Images of document pages with text
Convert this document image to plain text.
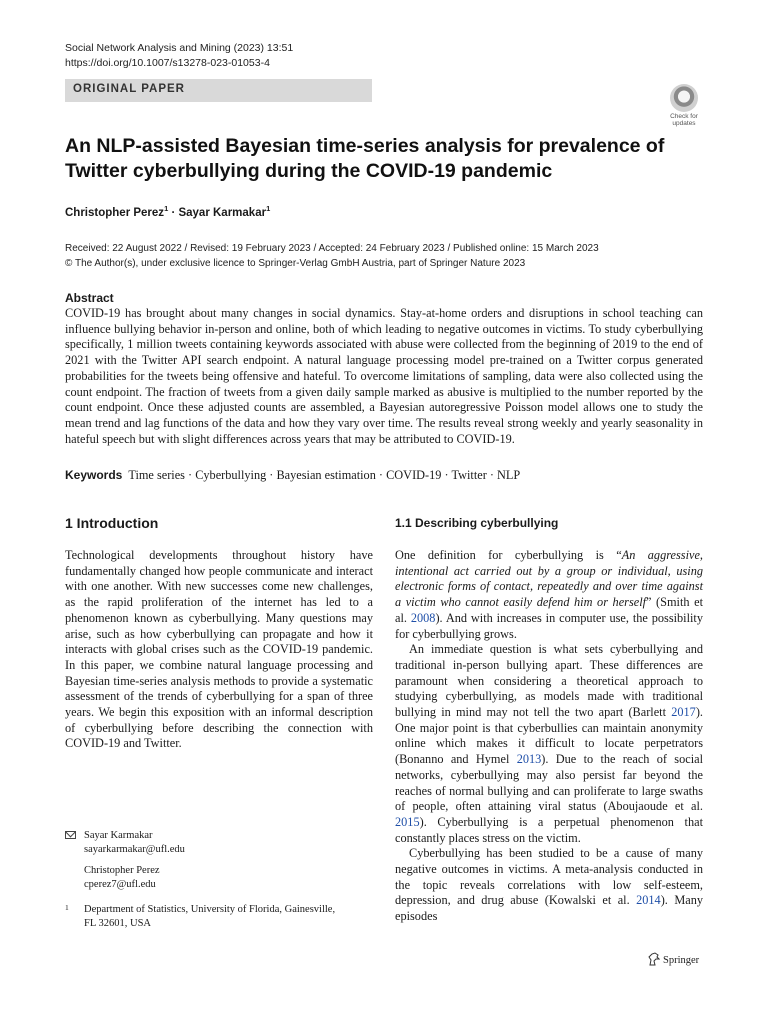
Social Network Analysis and Mining (2023) 13:51
https://doi.org/10.1007/s13278-023-01053-4
ORIGINAL PAPER
Check for
updates
An NLP-assisted Bayesian time-series analysis for prevalence of Twitter cyberbullying during the COVID-19 pandemic
Christopher Perez$^1$ · Sayar Karmakar$^1$
Received: 22 August 2022 / Revised: 19 February 2023 / Accepted: 24 February 2023 / Published online: 15 March 2023
© The Author(s), under exclusive licence to Springer-Verlag GmbH Austria, part of Springer Nature 2023
Abstract
COVID-19 has brought about many changes in social dynamics. Stay-at-home orders and disruptions in school teaching can influence bullying behavior in-person and online, both of which leading to negative outcomes in victims. To study cyberbullying specifically, 1 million tweets containing keywords associated with abuse were collected from the beginning of 2019 to the end of 2021 with the Twitter API search endpoint. A natural language processing model pre-trained on a Twitter corpus generated probabilities for the tweets being offensive and hateful. To overcome limitations of sampling, data were also collected using the count endpoint. The fraction of tweets from a given daily sample marked as abusive is multiplied to the number reported by the count endpoint. Once these adjusted counts are assembled, a Bayesian autoregressive Poisson model allows one to study the mean trend and lag functions of the data and how they vary over time. The results reveal strong weekly and yearly seasonality in hateful speech but with slight differences across years that may be attributed to COVID-19.
Keywords Time series · Cyberbullying · Bayesian estimation · COVID-19 · Twitter · NLP
1 Introduction	1.1 Describing cyberbullying

Technological developments throughout history have fundamentally changed how people communicate and interact with one another. With new successes come new challenges, as the rapid proliferation of the internet has led to a phenomenon known as cyberbullying. Many questions may arise, such as how cyberbullying can propagate and how it interacts with global crises such as the COVID-19 pandemic. In this paper, we combine natural language processing and Bayesian time-series analysis methods to provide a systematic assessment of the trends of cyberbullying for a span of three years. We begin this exposition with an informal description of cyberbullying before describing the connection with COVID-19 and Twitter.

One definition for cyberbullying is “An aggressive, intentional act carried out by a group or individual, using electronic forms of contact, repeatedly and over time against a victim who cannot easily defend him or herself” (Smith et al. 2008). And with increases in computer use, the possibility for cyberbullying grows.

An immediate question is what sets cyberbullying and traditional in-person bullying apart. These differences are paramount when considering a theoretical approach to studying cyberbullying, as models made with traditional bullying in mind may not tell the two apart (Barlett 2017). One major point is that cyberbullies can maintain anonymity online which makes it difficult to locate perpetrators (Bonanno and Hymel 2013). Due to the reach of social networks, cyberbullying may also persist far beyond the reaches of normal bullying and can proliferate to large swaths of people, often attaining viral status (Aboujaoude et al. 2015). Cyberbullying is a perpetual phenomenon that constantly places stress on the victim.

Cyberbullying has been studied to be a cause of many negative outcomes in victims. A meta-analysis conducted in the topic reveals correlations with low self-esteem, depression, and drug abuse (Kowalski et al. 2014). Many episodes

Sayar Karmakar
sayarkarmakar@ufl.edu
Christopher Perez
cperez7@ufl.edu
1 Department of Statistics, University of Florida, Gainesville,
FL 32601, USA
Springer
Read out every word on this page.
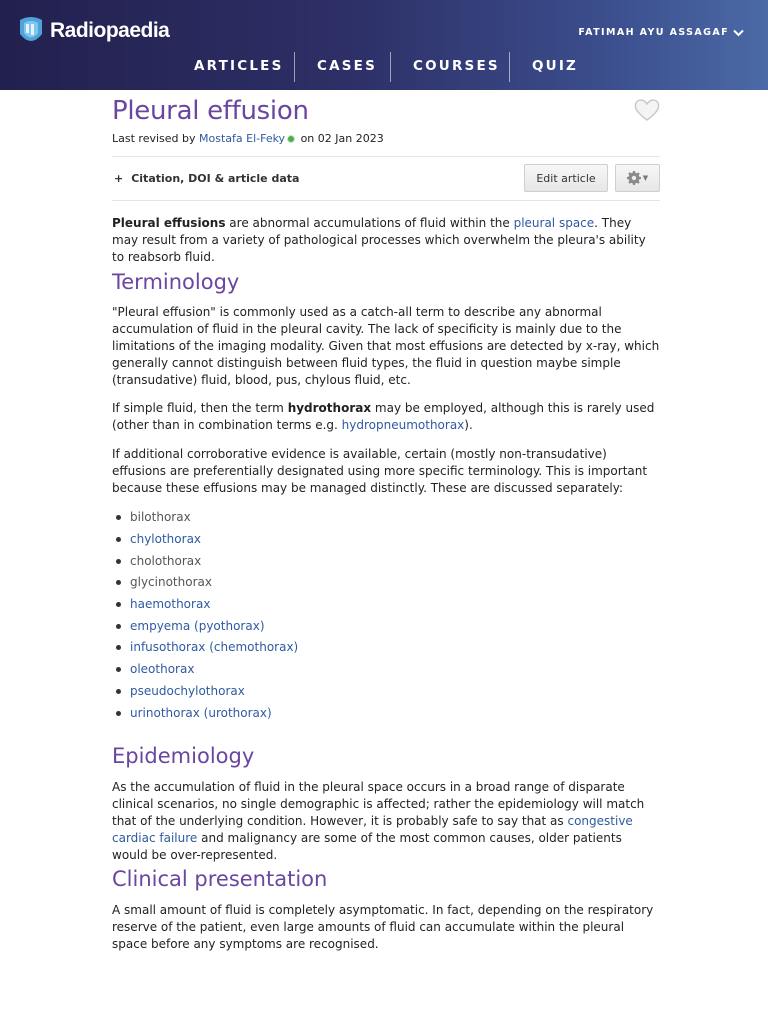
Radiopaedia	FATIMAH AYU ASSAGAF
ARTICLES CASES	COURSES QUIZ
Pleural effusion
Last revised by Mostafa El-Feky on 02 Jan 2023
+ Citation, DOI & article data	Edit article	▼

Pleural effusions are abnormal accumulations of fluid within the pleural space. They may result from a variety of pathological processes which overwhelm the pleura's ability to reabsorb fluid.

Terminology

"Pleural effusion" is commonly used as a catch-all term to describe any abnormal accumulation of fluid in the pleural cavity. The lack of specificity is mainly due to the limitations of the imaging modality. Given that most effusions are detected by x-ray, which generally cannot distinguish between fluid types, the fluid in question maybe simple (transudative) fluid, blood, pus, chylous fluid, etc.

If simple fluid, then the term hydrothorax may be employed, although this is rarely used (other than in combination terms e.g. hydropneumothorax).

If additional corroborative evidence is available, certain (mostly non-transudative) effusions are preferentially designated using more specific terminology. This is important because these effusions may be managed distinctly. These are discussed separately:

bilothorax
chylothorax
cholothorax
glycinothorax
haemothorax
empyema (pyothorax)
infusothorax (chemothorax)
oleothorax
pseudochylothorax
urinothorax (urothorax)
Epidemiology

As the accumulation of fluid in the pleural space occurs in a broad range of disparate clinical scenarios, no single demographic is affected; rather the epidemiology will match that of the underlying condition. However, it is probably safe to say that as congestive cardiac failure and malignancy are some of the most common causes, older patients would be over-represented.

Clinical presentation

A small amount of fluid is completely asymptomatic. In fact, depending on the respiratory reserve of the patient, even large amounts of fluid can accumulate within the pleural space before any symptoms are recognised.
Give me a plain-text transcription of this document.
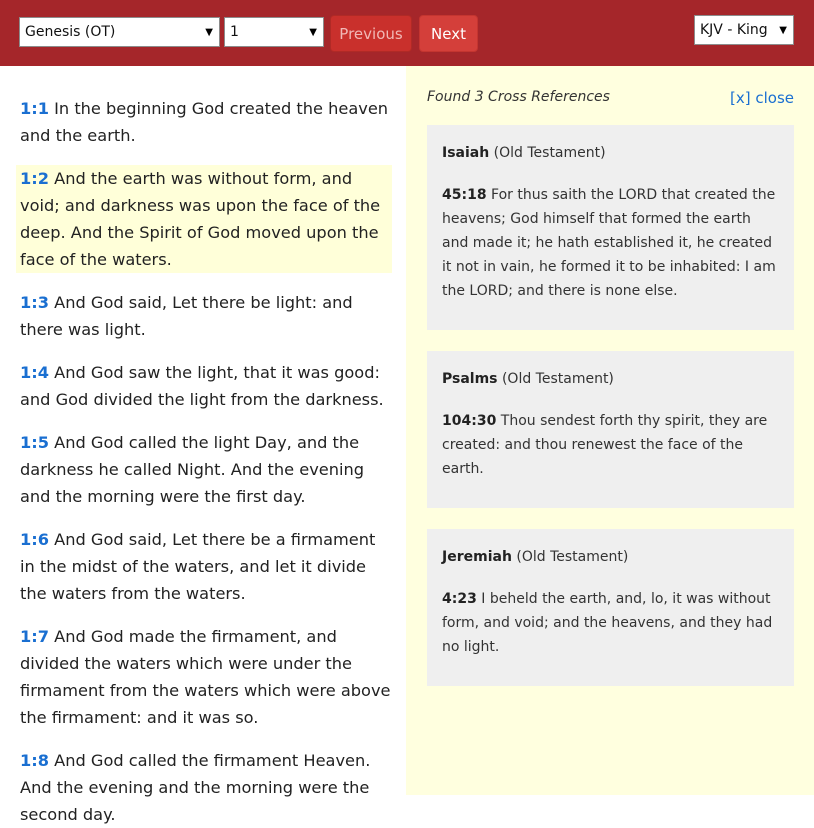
Genesis (OT)	▼	1	▼	Previous	Next	KJV - King ▼

1:1 In the beginning God created the heaven and the earth.

1:2 And the earth was without form, and void; and darkness was upon the face of the deep. And the Spirit of God moved upon the face of the waters.

1:3 And God said, Let there be light: and there was light.

1:4 And God saw the light, that it was good: and God divided the light from the darkness.

1:5 And God called the light Day, and the darkness he called Night. And the evening and the morning were the first day.

1:6 And God said, Let there be a firmament in the midst of the waters, and let it divide the waters from the waters.

1:7 And God made the firmament, and divided the waters which were under the firmament from the waters which were above the firmament: and it was so.

1:8 And God called the firmament Heaven. And the evening and the morning were the second day.

Found 3 Cross References	[x] close
Isaiah (Old Testament)
45:18 For thus saith the LORD that created the heavens; God himself that formed the earth and made it; he hath established it, he created it not in vain, he formed it to be inhabited: I am the LORD; and there is none else.
Psalms (Old Testament)
104:30 Thou sendest forth thy spirit, they are created: and thou renewest the face of the earth.
Jeremiah (Old Testament)
4:23 I beheld the earth, and, lo, it was without form, and void; and the heavens, and they had no light.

* YOUR INSTRUCTIONS:
When copying the entries, drop the images and keep every line exact.

* ANSWER BOX:
Convert this document image to plain text.
Social Network Analysis and Mining (2023) 13:51
https://doi.org/10.1007/s13278-023-01053-4
ORIGINAL PAPER
Check for
updates
An NLP-assisted Bayesian time-series analysis for prevalence of Twitter cyberbullying during the COVID-19 pandemic
Christopher Perez$^1$ · Sayar Karmakar$^1$
Received: 22 August 2022 / Revised: 19 February 2023 / Accepted: 24 February 2023 / Published online: 15 March 2023
© The Author(s), under exclusive licence to Springer-Verlag GmbH Austria, part of Springer Nature 2023
Abstract
COVID-19 has brought about many changes in social dynamics. Stay-at-home orders and disruptions in school teaching can influence bullying behavior in-person and online, both of which leading to negative outcomes in victims. To study cyberbullying specifically, 1 million tweets containing keywords associated with abuse were collected from the beginning of 2019 to the end of 2021 with the Twitter API search endpoint. A natural language processing model pre-trained on a Twitter corpus generated probabilities for the tweets being offensive and hateful. To overcome limitations of sampling, data were also collected using the count endpoint. The fraction of tweets from a given daily sample marked as abusive is multiplied to the number reported by the count endpoint. Once these adjusted counts are assembled, a Bayesian autoregressive Poisson model allows one to study the mean trend and lag functions of the data and how they vary over time. The results reveal strong weekly and yearly seasonality in hateful speech but with slight differences across years that may be attributed to COVID-19.
Keywords Time series · Cyberbullying · Bayesian estimation · COVID-19 · Twitter · NLP
1 Introduction	1.1 Describing cyberbullying

Technological developments throughout history have fundamentally changed how people communicate and interact with one another. With new successes come new challenges, as the rapid proliferation of the internet has led to a phenomenon known as cyberbullying. Many questions may arise, such as how cyberbullying can propagate and how it interacts with global crises such as the COVID-19 pandemic. In this paper, we combine natural language processing and Bayesian time-series analysis methods to provide a systematic assessment of the trends of cyberbullying for a span of three years. We begin this exposition with an informal description of cyberbullying before describing the connection with COVID-19 and Twitter.

One definition for cyberbullying is “An aggressive, intentional act carried out by a group or individual, using electronic forms of contact, repeatedly and over time against a victim who cannot easily defend him or herself” (Smith et al. 2008). And with increases in computer use, the possibility for cyberbullying grows.

An immediate question is what sets cyberbullying and traditional in-person bullying apart. These differences are paramount when considering a theoretical approach to studying cyberbullying, as models made with traditional bullying in mind may not tell the two apart (Barlett 2017). One major point is that cyberbullies can maintain anonymity online which makes it difficult to locate perpetrators (Bonanno and Hymel 2013). Due to the reach of social networks, cyberbullying may also persist far beyond the reaches of normal bullying and can proliferate to large swaths of people, often attaining viral status (Aboujaoude et al. 2015). Cyberbullying is a perpetual phenomenon that constantly places stress on the victim.

Cyberbullying has been studied to be a cause of many negative outcomes in victims. A meta-analysis conducted in the topic reveals correlations with low self-esteem, depression, and drug abuse (Kowalski et al. 2014). Many episodes

Sayar Karmakar
sayarkarmakar@ufl.edu
Christopher Perez
cperez7@ufl.edu
1 Department of Statistics, University of Florida, Gainesville,
FL 32601, USA
Springer
Read out every word on this page.
Radiopaedia	FATIMAH AYU ASSAGAF
ARTICLES CASES	COURSES QUIZ
Pleural effusion
Last revised by Mostafa El-Feky on 02 Jan 2023
+ Citation, DOI & article data	Edit article	▼

Pleural effusions are abnormal accumulations of fluid within the pleural space. They may result from a variety of pathological processes which overwhelm the pleura's ability to reabsorb fluid.

Terminology

"Pleural effusion" is commonly used as a catch-all term to describe any abnormal accumulation of fluid in the pleural cavity. The lack of specificity is mainly due to the limitations of the imaging modality. Given that most effusions are detected by x-ray, which generally cannot distinguish between fluid types, the fluid in question maybe simple (transudative) fluid, blood, pus, chylous fluid, etc.

If simple fluid, then the term hydrothorax may be employed, although this is rarely used (other than in combination terms e.g. hydropneumothorax).

If additional corroborative evidence is available, certain (mostly non-transudative) effusions are preferentially designated using more specific terminology. This is important because these effusions may be managed distinctly. These are discussed separately:

bilothorax
chylothorax
cholothorax
glycinothorax
haemothorax
empyema (pyothorax)
infusothorax (chemothorax)
oleothorax
pseudochylothorax
urinothorax (urothorax)
Epidemiology

As the accumulation of fluid in the pleural space occurs in a broad range of disparate clinical scenarios, no single demographic is affected; rather the epidemiology will match that of the underlying condition. However, it is probably safe to say that as congestive cardiac failure and malignancy are some of the most common causes, older patients would be over-represented.

Clinical presentation

A small amount of fluid is completely asymptomatic. In fact, depending on the respiratory reserve of the patient, even large amounts of fluid can accumulate within the pleural space before any symptoms are recognised.
Give me a plain-text transcription of this document.
Genesis (OT)	▼	1	▼	Previous	Next	KJV - King ▼

1:1 In the beginning God created the heaven and the earth.

1:2 And the earth was without form, and void; and darkness was upon the face of the deep. And the Spirit of God moved upon the face of the waters.

1:3 And God said, Let there be light: and there was light.

1:4 And God saw the light, that it was good: and God divided the light from the darkness.

1:5 And God called the light Day, and the darkness he called Night. And the evening and the morning were the first day.

1:6 And God said, Let there be a firmament in the midst of the waters, and let it divide the waters from the waters.

1:7 And God made the firmament, and divided the waters which were under the firmament from the waters which were above the firmament: and it was so.

1:8 And God called the firmament Heaven. And the evening and the morning were the second day.

Found 3 Cross References	[x] close
Isaiah (Old Testament)
45:18 For thus saith the LORD that created the heavens; God himself that formed the earth and made it; he hath established it, he created it not in vain, he formed it to be inhabited: I am the LORD; and there is none else.
Psalms (Old Testament)
104:30 Thou sendest forth thy spirit, they are created: and thou renewest the face of the earth.
Jeremiah (Old Testament)
4:23 I beheld the earth, and, lo, it was without form, and void; and the heavens, and they had no light.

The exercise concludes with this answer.